RE: Canonical ordering

From: Jonathan Rosenne (
Date: Tue May 02 2000 - 17:28:54 EDT

I would like to take this opportunity to state that the Unicode rendering and placement
rules are not suitable for Hebrew.

In particular:

The order of the diacritical marks should not affect their rendering.

If you don't know how to render them, or it gets too complicated, or you just don't feel
like it, just ignore them. Do not display an unrenderable character glyph.


> -----Original Message-----
> From: Peter Constable []
> Sent: Tuesday, May 02, 2000 6:43 PM
> To: Unicode List
> Cc:
> Subject: Re:Canonical ordering
> Ken:
> >The ones everyone knows about are Vietnamese, Greek,
> >and Hebrew.
> Not necessarily everyone knows... ;-)
> >I would expect that any language that made extensive
> >use of more than a single accent on top of a letter
> >might have some history of horizontal accomodations
> >for the accents in its typography, however. It is
> >just the natural thing for typographers to do when
> >trying to create typefaces that work while having to
> >deal with multiple accents.

Data shown:
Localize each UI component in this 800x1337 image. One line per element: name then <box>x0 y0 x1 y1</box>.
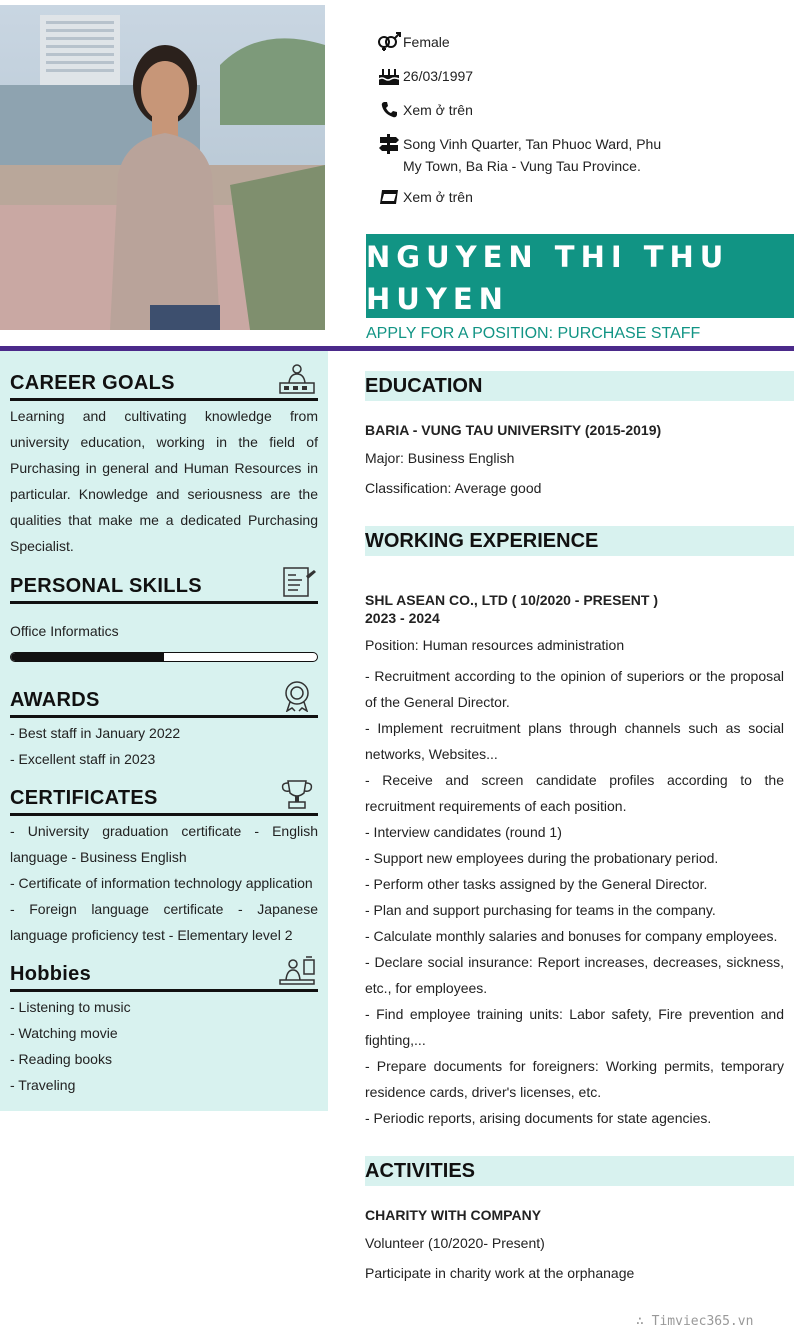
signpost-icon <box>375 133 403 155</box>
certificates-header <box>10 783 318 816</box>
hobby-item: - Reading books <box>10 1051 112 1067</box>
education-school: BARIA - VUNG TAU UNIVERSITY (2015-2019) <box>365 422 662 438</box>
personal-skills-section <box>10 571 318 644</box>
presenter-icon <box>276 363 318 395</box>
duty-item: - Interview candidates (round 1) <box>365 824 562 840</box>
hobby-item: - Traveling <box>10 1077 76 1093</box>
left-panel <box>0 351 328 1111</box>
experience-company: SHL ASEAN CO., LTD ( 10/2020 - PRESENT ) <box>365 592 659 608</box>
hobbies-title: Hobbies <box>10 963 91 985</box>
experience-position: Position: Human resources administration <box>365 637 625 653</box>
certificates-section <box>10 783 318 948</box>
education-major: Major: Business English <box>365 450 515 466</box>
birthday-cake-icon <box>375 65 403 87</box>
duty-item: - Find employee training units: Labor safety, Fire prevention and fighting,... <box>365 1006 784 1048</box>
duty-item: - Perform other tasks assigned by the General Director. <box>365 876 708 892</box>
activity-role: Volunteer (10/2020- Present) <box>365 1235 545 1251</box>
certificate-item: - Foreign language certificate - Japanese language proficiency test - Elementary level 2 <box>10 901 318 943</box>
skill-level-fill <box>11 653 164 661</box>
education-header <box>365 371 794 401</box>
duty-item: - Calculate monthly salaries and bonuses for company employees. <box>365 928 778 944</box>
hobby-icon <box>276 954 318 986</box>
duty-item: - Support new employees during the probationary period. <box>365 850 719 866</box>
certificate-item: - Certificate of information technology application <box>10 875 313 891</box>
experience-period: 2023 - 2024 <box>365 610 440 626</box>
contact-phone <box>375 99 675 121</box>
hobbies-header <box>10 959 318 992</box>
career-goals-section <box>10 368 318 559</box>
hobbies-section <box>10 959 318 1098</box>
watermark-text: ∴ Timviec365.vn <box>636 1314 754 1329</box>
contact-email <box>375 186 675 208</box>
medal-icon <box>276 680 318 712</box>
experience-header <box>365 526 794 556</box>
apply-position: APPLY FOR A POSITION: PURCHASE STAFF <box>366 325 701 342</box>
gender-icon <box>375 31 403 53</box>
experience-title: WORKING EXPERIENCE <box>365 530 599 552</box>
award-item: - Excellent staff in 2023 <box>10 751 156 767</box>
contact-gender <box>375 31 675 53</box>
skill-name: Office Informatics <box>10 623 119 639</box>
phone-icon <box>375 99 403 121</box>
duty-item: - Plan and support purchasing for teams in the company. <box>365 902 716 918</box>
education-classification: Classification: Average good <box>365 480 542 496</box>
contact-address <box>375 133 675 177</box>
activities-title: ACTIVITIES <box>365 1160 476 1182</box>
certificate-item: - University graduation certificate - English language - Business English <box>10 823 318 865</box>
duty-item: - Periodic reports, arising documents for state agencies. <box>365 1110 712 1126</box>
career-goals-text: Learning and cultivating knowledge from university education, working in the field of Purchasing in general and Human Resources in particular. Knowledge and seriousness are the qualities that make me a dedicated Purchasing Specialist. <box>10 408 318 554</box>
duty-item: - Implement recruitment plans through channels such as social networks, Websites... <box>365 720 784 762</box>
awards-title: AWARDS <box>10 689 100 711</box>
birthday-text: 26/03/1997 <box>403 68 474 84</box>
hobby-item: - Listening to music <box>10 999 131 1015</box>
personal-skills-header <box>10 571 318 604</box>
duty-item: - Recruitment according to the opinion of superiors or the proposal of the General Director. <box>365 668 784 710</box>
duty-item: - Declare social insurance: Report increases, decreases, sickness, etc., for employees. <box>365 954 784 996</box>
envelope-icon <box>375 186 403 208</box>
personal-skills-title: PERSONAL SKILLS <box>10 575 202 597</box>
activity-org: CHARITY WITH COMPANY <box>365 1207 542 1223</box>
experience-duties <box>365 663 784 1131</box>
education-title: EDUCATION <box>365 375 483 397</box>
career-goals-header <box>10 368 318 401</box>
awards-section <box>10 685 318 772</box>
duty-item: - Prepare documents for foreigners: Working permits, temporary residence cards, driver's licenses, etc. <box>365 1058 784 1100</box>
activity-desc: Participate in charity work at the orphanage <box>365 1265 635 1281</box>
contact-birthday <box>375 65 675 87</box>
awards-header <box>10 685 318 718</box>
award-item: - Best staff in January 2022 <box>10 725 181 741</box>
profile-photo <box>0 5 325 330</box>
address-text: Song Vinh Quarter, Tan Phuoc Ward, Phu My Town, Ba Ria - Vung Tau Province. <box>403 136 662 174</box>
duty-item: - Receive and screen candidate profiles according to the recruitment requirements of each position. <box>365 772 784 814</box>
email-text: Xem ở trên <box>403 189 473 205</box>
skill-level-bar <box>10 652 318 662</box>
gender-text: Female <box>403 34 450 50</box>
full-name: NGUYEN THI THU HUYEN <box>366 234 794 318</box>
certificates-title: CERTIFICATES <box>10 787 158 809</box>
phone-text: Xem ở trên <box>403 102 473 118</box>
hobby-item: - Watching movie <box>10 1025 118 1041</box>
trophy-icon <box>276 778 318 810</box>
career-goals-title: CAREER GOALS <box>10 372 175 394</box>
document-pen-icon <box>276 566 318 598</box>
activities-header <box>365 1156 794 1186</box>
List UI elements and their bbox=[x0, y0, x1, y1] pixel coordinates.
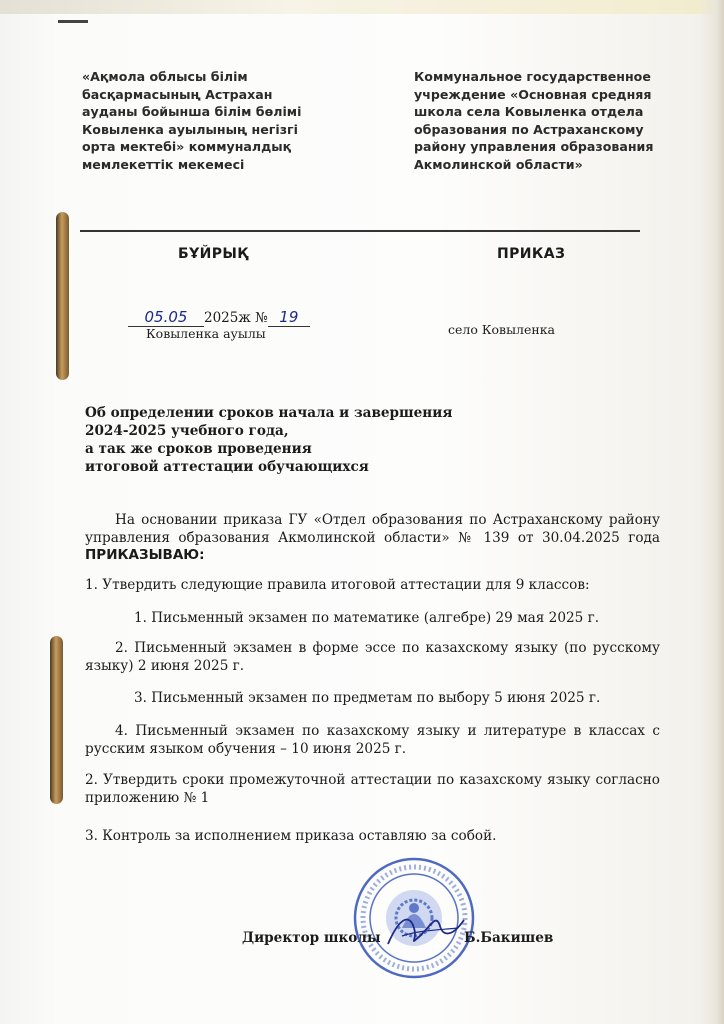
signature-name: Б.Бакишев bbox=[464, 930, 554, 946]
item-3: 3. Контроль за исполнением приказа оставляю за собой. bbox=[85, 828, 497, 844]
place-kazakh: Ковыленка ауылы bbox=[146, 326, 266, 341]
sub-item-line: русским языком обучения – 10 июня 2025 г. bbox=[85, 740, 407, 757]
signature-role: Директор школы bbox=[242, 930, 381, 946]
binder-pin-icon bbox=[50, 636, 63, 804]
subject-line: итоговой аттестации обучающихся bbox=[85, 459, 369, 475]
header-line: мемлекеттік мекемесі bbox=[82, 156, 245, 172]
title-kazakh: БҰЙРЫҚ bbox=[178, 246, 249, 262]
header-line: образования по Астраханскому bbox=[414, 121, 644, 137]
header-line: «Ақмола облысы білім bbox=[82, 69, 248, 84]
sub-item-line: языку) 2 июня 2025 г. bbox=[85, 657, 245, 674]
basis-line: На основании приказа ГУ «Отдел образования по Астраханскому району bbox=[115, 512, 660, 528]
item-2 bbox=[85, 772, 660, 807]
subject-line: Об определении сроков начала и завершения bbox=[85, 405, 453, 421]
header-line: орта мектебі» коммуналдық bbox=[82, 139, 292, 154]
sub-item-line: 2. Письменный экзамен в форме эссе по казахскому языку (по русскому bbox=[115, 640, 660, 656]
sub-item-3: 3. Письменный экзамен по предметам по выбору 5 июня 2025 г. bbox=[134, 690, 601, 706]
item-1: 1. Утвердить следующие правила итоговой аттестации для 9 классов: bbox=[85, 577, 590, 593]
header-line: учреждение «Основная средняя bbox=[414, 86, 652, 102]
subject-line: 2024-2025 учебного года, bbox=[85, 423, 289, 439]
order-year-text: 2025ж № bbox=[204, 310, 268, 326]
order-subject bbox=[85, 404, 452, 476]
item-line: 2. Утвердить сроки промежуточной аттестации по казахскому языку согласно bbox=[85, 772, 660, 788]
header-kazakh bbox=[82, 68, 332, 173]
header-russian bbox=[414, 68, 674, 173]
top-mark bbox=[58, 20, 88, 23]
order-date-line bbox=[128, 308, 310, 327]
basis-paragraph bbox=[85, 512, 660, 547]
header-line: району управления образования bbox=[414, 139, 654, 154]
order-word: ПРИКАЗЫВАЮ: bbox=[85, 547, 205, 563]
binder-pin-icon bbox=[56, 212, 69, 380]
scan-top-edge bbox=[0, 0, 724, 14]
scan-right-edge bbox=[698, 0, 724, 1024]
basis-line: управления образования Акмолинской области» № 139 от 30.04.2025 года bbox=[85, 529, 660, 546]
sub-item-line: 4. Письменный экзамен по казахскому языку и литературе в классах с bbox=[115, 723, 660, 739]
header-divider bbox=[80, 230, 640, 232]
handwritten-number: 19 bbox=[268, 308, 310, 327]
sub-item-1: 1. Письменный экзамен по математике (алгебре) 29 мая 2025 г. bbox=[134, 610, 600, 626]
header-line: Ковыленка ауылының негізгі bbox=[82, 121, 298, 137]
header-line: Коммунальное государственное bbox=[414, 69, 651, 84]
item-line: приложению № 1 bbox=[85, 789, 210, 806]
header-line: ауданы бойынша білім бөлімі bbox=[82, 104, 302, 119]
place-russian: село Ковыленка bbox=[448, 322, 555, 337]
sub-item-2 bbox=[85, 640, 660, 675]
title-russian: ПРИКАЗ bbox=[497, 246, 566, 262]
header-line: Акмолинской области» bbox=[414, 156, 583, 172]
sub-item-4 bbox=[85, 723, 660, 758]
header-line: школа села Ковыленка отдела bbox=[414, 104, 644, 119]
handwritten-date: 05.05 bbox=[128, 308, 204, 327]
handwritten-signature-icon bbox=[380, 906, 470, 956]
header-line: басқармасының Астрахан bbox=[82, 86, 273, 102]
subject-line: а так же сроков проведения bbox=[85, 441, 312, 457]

Requirements:
1. In the canonical ordering post, which three languages does the quoted message name as the ones everyone knows about?
2. Put the records' lines, from the line with "signature-name: Б.Бакишев bbox=[464, 930, 554, 946]" to the line with "sub-item-line: 2. Письменный", into a Markdown table with the columns Row and Record line, leaving out blank lines.

Task answers:
1. Vietnamese, Greek, and Hebrew.

2.
| Row | Record line |
|---|---|
| 1 | signature-name: Б.Бакишев bbox=[464, 930, 554, 946] |
| 2 | item-3: 3. Контроль за исполнением приказа оставляю за собой. bbox=[85, 828, 497, 844] |
| 3 | place-kazakh: Ковыленка ауылы bbox=[146, 326, 266, 341] |
| 4 | sub-item-line: русским языком обучения – 10 июня 2025 г. bbox=[85, 740, 407, 757] |
| 5 | signature-role: Директор школы bbox=[242, 930, 381, 946] |
| 6 | binder-pin-icon bbox=[50, 636, 63, 804] |
| 7 | subject-line: итоговой аттестации обучающихся bbox=[85, 459, 369, 475] |
| 8 | header-line: мемлекеттік мекемесі bbox=[82, 156, 245, 172] |
| 9 | title-kazakh: БҰЙРЫҚ bbox=[178, 246, 249, 262] |
| 10 | header-line: образования по Астраханскому bbox=[414, 121, 644, 137] |
| 11 | header-line: «Ақмола облысы білім bbox=[82, 69, 248, 84] |
| 12 | sub-item-line: языку) 2 июня 2025 г. bbox=[85, 657, 245, 674] |
| 13 | basis-line: На основании приказа ГУ «Отдел образования по Астраханскому району bbox=[115, 512, 660, 528] |
| 14 | item-2 bbox=[85, 772, 660, 807] |
| 15 | subject-line: Об определении сроков начала и завершения bbox=[85, 405, 453, 421] |
| 16 | header-line: орта мектебі» коммуналдық bbox=[82, 139, 292, 154] |
| 17 | sub-item-line: 2. Письменный экзамен в форме эссе по казахскому языку (по русскому bbox=[115, 640, 660, 656] |